What is needed: Using the data below, copy each line that includes the word "COMEX".

Stored data:
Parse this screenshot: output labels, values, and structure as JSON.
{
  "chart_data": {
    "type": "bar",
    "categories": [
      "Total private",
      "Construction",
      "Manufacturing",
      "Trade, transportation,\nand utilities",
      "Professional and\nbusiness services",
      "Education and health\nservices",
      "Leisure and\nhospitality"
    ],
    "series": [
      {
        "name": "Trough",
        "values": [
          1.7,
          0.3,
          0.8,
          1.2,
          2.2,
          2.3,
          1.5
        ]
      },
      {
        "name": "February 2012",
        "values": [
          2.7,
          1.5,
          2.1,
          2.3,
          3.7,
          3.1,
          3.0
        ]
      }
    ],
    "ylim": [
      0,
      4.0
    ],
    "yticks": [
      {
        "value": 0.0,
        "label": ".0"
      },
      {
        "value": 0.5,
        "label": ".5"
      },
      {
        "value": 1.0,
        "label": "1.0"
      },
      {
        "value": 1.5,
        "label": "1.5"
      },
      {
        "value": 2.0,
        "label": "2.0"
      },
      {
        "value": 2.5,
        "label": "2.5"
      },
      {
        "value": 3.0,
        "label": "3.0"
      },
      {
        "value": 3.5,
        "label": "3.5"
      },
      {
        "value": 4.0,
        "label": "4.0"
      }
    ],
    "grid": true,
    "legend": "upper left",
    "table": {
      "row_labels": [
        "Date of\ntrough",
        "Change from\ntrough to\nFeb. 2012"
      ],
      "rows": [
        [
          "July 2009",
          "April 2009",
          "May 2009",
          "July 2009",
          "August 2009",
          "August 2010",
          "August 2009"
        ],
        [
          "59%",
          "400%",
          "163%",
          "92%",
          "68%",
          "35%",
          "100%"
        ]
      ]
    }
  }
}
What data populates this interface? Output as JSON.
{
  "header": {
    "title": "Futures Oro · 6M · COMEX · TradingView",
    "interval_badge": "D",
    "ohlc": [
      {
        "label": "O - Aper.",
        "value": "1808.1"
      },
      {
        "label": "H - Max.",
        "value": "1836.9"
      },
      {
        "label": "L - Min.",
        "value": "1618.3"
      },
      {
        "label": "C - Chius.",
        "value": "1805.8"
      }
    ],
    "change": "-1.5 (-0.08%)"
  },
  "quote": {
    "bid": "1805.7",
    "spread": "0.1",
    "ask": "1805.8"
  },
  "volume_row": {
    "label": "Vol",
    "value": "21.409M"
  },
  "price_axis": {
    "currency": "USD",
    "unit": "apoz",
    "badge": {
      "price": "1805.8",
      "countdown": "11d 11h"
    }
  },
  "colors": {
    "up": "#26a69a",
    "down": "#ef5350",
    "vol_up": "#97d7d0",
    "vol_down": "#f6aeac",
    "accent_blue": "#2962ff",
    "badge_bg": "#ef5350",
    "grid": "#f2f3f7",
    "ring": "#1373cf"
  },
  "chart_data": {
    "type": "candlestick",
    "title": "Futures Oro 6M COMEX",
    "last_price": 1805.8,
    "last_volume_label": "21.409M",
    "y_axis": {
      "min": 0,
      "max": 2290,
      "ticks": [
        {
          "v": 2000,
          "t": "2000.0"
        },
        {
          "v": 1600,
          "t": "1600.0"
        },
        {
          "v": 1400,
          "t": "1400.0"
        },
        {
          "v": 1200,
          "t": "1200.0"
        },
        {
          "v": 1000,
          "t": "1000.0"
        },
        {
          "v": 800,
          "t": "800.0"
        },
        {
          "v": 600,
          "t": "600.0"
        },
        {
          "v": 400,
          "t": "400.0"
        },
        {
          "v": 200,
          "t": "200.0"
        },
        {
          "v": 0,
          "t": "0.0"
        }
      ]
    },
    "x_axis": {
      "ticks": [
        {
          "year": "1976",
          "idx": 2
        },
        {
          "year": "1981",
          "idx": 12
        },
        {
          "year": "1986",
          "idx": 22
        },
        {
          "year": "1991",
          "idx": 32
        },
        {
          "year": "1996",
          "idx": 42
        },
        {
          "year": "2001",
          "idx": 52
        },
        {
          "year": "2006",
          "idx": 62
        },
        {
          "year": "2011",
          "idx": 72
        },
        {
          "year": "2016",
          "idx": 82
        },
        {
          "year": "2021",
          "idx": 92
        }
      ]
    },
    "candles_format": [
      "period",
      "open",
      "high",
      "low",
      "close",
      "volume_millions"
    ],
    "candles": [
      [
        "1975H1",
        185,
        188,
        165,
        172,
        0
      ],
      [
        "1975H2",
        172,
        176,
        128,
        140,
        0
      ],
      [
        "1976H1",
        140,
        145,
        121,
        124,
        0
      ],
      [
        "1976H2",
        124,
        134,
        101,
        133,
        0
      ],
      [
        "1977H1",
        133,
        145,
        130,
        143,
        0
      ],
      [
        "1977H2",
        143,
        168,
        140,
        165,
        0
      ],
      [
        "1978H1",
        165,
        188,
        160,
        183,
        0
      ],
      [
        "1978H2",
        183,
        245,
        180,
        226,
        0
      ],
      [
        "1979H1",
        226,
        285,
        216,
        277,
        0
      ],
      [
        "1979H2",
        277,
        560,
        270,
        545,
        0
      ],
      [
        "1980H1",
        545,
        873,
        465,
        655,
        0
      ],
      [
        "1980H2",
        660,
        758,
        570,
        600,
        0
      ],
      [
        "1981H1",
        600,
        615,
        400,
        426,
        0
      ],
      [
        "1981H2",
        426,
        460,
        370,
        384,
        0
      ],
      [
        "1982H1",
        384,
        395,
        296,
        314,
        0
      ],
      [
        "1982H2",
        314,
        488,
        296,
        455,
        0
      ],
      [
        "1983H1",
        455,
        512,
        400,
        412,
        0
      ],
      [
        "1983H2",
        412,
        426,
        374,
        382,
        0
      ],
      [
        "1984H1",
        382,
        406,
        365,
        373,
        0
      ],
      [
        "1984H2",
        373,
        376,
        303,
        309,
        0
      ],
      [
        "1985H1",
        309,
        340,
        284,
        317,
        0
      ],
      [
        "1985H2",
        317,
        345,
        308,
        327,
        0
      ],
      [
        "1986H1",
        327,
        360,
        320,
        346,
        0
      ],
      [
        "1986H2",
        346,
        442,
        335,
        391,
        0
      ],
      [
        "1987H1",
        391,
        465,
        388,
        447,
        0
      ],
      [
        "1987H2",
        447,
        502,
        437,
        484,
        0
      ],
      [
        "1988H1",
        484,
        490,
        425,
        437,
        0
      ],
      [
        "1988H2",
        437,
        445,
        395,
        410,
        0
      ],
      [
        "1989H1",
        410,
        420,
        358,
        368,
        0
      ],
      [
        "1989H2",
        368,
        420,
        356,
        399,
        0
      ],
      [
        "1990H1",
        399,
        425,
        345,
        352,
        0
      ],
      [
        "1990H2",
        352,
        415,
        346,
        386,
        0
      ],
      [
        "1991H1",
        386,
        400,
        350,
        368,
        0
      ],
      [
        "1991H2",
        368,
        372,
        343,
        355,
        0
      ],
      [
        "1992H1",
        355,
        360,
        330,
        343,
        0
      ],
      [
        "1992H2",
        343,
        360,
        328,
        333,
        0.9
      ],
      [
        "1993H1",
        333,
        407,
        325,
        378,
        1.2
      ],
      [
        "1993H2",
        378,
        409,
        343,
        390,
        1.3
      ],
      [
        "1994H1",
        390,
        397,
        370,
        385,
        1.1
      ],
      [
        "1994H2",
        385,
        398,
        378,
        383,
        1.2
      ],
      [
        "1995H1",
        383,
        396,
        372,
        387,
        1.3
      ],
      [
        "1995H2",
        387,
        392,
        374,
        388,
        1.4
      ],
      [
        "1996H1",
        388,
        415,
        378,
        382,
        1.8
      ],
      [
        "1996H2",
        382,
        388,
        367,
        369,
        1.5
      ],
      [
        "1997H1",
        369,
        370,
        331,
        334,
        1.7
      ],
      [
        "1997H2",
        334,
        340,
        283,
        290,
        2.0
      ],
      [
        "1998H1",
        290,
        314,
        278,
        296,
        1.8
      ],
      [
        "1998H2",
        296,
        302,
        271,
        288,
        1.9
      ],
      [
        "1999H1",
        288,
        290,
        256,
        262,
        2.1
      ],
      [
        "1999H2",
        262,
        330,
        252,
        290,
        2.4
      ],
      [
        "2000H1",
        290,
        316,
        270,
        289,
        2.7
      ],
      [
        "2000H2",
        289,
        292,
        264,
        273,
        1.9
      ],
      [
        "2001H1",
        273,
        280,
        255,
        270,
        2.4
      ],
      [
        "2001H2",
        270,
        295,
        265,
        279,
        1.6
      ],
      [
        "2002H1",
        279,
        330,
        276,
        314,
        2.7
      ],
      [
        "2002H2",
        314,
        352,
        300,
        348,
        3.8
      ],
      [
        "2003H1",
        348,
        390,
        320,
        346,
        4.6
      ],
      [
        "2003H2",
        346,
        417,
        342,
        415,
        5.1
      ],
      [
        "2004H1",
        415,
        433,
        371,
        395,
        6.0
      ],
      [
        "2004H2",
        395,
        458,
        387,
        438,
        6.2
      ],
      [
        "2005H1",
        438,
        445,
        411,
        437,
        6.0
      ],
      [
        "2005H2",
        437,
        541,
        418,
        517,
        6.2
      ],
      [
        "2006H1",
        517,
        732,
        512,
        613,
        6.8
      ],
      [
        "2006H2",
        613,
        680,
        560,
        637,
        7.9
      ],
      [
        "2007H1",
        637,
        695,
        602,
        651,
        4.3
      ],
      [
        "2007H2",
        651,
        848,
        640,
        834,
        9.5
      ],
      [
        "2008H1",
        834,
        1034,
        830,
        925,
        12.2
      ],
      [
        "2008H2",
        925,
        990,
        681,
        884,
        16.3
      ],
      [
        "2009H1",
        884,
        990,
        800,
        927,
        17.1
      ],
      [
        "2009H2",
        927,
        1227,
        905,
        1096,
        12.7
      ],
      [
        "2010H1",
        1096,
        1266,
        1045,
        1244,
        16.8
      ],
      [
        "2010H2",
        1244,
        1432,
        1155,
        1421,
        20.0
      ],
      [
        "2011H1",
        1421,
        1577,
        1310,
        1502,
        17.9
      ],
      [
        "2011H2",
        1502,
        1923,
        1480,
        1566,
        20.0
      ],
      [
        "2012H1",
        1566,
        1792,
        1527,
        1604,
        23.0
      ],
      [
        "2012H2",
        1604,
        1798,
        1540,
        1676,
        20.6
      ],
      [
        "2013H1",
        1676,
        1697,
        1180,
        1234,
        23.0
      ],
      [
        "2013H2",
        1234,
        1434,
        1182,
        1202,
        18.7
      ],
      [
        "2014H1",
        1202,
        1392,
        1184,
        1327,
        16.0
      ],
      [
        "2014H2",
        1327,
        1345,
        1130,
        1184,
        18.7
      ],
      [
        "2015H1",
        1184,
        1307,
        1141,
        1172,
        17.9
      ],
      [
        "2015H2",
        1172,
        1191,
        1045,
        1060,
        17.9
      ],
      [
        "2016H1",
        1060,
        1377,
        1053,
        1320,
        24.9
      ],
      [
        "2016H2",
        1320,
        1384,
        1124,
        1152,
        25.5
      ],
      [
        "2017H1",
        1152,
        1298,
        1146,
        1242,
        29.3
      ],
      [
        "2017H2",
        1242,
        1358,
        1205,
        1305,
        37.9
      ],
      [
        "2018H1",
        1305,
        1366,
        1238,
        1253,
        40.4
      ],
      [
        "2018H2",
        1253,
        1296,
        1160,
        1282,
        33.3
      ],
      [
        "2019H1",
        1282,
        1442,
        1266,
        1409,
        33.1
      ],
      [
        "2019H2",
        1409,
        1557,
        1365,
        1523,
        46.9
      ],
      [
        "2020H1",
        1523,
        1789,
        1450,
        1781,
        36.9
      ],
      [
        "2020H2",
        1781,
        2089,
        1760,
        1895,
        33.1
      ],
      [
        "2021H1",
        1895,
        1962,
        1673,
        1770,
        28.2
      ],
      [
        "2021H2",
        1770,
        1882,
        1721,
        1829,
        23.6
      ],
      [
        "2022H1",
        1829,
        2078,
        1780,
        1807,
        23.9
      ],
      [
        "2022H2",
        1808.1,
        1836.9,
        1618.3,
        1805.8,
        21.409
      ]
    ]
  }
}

Solution to this problem:
    "title": "Futures Oro · 6M · COMEX · TradingView",
    "title": "Futures Oro 6M COMEX",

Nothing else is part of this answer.